__DATASET CONTENT__.
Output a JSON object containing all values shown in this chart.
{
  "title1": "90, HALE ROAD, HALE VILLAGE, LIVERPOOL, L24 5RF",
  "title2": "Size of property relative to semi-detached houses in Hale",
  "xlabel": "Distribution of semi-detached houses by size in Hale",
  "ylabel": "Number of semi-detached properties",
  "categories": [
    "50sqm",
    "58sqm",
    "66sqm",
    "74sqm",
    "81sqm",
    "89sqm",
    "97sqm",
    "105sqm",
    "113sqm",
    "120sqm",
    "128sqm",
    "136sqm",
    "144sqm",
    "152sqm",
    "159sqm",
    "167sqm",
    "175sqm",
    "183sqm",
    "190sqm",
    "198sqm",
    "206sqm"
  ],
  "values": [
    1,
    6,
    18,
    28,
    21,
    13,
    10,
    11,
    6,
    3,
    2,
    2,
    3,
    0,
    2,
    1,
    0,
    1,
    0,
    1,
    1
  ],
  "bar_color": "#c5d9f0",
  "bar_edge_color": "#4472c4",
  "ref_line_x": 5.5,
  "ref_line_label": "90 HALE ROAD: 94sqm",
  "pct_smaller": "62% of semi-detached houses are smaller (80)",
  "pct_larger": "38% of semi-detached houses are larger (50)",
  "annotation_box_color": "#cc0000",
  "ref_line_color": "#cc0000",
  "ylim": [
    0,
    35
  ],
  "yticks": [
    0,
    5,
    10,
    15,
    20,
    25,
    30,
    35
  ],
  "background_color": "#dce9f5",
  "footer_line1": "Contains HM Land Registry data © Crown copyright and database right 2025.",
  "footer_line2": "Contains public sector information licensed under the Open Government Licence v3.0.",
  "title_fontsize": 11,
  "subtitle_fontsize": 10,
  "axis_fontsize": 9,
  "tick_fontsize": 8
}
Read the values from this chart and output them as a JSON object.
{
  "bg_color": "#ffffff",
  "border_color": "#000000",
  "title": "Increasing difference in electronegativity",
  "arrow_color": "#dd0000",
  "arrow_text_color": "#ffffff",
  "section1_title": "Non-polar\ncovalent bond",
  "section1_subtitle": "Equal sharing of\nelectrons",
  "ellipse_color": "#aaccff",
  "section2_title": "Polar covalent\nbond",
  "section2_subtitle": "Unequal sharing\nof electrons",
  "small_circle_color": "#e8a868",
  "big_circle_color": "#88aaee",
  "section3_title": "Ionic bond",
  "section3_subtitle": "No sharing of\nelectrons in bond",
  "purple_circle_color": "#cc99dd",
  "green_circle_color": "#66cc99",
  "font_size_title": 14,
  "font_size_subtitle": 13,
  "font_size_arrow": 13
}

__EXERCISE INSTRUCTIONS__.
Every record should be given again exactly.

__SOLUTION FOR THIS EXERCISE__.
Output a JSON object containing all values shown in this chart.
{
  "title1": "90, HALE ROAD, HALE VILLAGE, LIVERPOOL, L24 5RF",
  "title2": "Size of property relative to semi-detached houses in Hale",
  "xlabel": "Distribution of semi-detached houses by size in Hale",
  "ylabel": "Number of semi-detached properties",
  "categories": [
    "50sqm",
    "58sqm",
    "66sqm",
    "74sqm",
    "81sqm",
    "89sqm",
    "97sqm",
    "105sqm",
    "113sqm",
    "120sqm",
    "128sqm",
    "136sqm",
    "144sqm",
    "152sqm",
    "159sqm",
    "167sqm",
    "175sqm",
    "183sqm",
    "190sqm",
    "198sqm",
    "206sqm"
  ],
  "values": [
    1,
    6,
    18,
    28,
    21,
    13,
    10,
    11,
    6,
    3,
    2,
    2,
    3,
    0,
    2,
    1,
    0,
    1,
    0,
    1,
    1
  ],
  "bar_color": "#c5d9f0",
  "bar_edge_color": "#4472c4",
  "ref_line_x": 5.5,
  "ref_line_label": "90 HALE ROAD: 94sqm",
  "pct_smaller": "62% of semi-detached houses are smaller (80)",
  "pct_larger": "38% of semi-detached houses are larger (50)",
  "annotation_box_color": "#cc0000",
  "ref_line_color": "#cc0000",
  "ylim": [
    0,
    35
  ],
  "yticks": [
    0,
    5,
    10,
    15,
    20,
    25,
    30,
    35
  ],
  "background_color": "#dce9f5",
  "footer_line1": "Contains HM Land Registry data © Crown copyright and database right 2025.",
  "footer_line2": "Contains public sector information licensed under the Open Government Licence v3.0.",
  "title_fontsize": 11,
  "subtitle_fontsize": 10,
  "axis_fontsize": 9,
  "tick_fontsize": 8
}
Read the values from this chart and output them as a JSON object.
{
  "bg_color": "#ffffff",
  "border_color": "#000000",
  "title": "Increasing difference in electronegativity",
  "arrow_color": "#dd0000",
  "arrow_text_color": "#ffffff",
  "section1_title": "Non-polar\ncovalent bond",
  "section1_subtitle": "Equal sharing of\nelectrons",
  "ellipse_color": "#aaccff",
  "section2_title": "Polar covalent\nbond",
  "section2_subtitle": "Unequal sharing\nof electrons",
  "small_circle_color": "#e8a868",
  "big_circle_color": "#88aaee",
  "section3_title": "Ionic bond",
  "section3_subtitle": "No sharing of\nelectrons in bond",
  "purple_circle_color": "#cc99dd",
  "green_circle_color": "#66cc99",
  "font_size_title": 14,
  "font_size_subtitle": 13,
  "font_size_arrow": 13
}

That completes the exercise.